— START OF DATASET ROWS —
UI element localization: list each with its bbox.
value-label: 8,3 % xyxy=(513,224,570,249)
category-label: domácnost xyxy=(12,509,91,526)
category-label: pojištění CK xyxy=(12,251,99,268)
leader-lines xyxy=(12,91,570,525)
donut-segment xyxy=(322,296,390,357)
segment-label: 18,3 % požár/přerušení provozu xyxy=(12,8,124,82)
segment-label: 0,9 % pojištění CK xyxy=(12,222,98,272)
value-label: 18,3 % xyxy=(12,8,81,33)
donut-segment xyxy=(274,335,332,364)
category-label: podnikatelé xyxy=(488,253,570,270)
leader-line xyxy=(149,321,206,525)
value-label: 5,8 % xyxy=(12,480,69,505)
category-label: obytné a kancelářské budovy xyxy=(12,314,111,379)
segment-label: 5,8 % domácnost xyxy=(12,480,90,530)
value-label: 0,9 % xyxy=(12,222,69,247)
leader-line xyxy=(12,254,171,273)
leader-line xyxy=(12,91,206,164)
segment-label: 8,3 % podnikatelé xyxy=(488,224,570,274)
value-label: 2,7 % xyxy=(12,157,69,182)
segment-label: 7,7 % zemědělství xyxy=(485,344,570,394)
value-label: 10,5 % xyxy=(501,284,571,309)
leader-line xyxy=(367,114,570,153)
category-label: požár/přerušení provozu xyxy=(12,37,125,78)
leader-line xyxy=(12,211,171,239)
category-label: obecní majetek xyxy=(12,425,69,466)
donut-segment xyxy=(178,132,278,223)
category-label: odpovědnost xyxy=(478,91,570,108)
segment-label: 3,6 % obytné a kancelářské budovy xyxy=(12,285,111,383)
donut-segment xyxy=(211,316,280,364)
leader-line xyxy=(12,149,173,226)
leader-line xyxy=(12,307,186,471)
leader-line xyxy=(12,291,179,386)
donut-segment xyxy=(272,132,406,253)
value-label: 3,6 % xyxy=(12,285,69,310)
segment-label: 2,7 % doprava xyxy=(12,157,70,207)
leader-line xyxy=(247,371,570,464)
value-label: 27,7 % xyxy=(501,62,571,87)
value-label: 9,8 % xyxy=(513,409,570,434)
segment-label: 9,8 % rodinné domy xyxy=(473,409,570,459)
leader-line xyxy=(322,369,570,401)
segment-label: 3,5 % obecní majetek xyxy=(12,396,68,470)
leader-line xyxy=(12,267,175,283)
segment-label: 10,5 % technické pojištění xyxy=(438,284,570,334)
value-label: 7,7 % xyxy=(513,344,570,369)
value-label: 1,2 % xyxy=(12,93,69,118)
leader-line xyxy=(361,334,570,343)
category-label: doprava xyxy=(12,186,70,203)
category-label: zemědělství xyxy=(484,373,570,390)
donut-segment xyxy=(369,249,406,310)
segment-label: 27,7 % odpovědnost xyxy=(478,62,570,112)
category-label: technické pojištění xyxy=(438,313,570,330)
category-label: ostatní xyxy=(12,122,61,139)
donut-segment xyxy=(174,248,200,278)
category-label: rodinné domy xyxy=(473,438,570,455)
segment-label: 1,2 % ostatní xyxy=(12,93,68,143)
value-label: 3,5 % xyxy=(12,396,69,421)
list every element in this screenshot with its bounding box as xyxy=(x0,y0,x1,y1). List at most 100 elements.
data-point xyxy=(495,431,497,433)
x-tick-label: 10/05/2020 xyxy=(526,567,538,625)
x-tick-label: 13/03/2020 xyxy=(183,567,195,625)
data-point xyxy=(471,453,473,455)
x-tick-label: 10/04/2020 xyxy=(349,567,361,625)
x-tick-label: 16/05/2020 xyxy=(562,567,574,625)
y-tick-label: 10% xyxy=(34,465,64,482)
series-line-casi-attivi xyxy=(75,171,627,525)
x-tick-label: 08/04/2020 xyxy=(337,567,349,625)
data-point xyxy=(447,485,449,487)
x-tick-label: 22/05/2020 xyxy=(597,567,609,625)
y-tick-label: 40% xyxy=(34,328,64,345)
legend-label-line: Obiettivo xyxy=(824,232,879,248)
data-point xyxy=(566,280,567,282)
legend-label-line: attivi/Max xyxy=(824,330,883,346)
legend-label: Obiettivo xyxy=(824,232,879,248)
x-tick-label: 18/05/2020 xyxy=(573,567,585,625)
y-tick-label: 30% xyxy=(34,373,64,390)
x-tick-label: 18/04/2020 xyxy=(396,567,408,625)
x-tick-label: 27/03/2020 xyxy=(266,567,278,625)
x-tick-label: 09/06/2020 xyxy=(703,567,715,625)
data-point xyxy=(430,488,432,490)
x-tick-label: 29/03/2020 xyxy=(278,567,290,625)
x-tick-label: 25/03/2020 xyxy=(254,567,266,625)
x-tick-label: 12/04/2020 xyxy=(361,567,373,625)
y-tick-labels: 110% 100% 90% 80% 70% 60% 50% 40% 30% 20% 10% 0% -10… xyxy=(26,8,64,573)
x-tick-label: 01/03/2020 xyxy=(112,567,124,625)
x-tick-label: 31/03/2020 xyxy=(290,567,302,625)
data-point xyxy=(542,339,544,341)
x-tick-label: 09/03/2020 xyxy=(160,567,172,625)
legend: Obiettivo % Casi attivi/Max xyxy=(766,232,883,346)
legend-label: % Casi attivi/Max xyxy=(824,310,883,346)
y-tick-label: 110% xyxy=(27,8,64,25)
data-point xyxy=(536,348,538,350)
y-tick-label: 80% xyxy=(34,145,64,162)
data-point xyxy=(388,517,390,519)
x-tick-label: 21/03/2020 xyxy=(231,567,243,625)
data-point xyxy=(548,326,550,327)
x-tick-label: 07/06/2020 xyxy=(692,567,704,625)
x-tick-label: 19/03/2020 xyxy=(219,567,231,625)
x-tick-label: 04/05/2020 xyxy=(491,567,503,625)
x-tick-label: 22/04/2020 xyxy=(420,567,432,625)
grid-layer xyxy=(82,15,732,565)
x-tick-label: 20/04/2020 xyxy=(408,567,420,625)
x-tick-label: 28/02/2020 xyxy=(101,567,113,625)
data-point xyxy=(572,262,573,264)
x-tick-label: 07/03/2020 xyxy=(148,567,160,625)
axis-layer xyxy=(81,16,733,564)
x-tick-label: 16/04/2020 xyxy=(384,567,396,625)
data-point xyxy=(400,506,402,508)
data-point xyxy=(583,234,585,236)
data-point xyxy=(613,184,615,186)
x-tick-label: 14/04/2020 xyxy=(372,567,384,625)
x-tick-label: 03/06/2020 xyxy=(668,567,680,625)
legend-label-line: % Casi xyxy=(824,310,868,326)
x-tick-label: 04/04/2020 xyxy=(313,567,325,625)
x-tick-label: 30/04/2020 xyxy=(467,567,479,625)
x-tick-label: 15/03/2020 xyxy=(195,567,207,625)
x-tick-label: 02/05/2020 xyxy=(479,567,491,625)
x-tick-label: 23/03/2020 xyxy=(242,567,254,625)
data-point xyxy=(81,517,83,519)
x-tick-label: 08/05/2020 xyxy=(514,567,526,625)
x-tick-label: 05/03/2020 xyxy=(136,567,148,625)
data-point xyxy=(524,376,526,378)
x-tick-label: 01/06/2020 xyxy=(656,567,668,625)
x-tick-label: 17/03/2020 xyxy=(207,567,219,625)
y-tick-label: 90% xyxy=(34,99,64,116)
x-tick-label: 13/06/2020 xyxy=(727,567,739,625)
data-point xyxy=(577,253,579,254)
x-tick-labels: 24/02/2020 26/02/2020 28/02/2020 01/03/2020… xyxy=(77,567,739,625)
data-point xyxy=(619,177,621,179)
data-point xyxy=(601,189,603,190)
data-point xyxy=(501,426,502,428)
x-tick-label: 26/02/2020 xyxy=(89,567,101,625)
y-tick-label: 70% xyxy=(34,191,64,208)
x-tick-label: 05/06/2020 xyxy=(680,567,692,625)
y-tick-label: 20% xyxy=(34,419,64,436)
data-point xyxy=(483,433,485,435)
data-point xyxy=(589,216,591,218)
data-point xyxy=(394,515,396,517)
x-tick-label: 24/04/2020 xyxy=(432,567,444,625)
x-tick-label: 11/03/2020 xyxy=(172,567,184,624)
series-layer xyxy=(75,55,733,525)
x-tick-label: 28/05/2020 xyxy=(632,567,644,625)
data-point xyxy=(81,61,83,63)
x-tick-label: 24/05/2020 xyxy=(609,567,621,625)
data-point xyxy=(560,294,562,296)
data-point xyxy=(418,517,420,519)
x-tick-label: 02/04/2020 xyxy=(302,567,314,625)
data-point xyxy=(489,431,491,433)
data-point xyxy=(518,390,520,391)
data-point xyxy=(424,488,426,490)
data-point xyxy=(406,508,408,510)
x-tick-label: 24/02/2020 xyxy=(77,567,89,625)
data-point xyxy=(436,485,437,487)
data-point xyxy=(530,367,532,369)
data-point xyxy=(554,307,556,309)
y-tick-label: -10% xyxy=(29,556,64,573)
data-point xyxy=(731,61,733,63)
— END OF DATASET ROWS —
▶ **DESCRIPTION OF THE TASK**: Express the records above, from the first line through the line containing "segment-label: 8,3 %" (both included), as a JSON list of strings with one string per line and no blank lines.

▶ **EXERCISE ANSWER**:
[
  "UI element localization: list each with its bbox.",
  "value-label: 8,3 % xyxy=(513,224,570,249)",
  "category-label: domácnost xyxy=(12,509,91,526)",
  "category-label: pojištění CK xyxy=(12,251,99,268)",
  "leader-lines xyxy=(12,91,570,525)",
  "donut-segment xyxy=(322,296,390,357)",
  "segment-label: 18,3 % požár/přerušení provozu xyxy=(12,8,124,82)",
  "segment-label: 0,9 % pojištění CK xyxy=(12,222,98,272)",
  "value-label: 18,3 % xyxy=(12,8,81,33)",
  "donut-segment xyxy=(274,335,332,364)",
  "category-label: podnikatelé xyxy=(488,253,570,270)",
  "leader-line xyxy=(149,321,206,525)",
  "value-label: 5,8 % xyxy=(12,480,69,505)",
  "category-label: obytné a kancelářské budovy xyxy=(12,314,111,379)",
  "segment-label: 5,8 % domácnost xyxy=(12,480,90,530)",
  "value-label: 0,9 % xyxy=(12,222,69,247)",
  "leader-line xyxy=(12,254,171,273)",
  "leader-line xyxy=(12,91,206,164)",
  "segment-label: 8,3 % podnikatelé xyxy=(488,224,570,274)"
]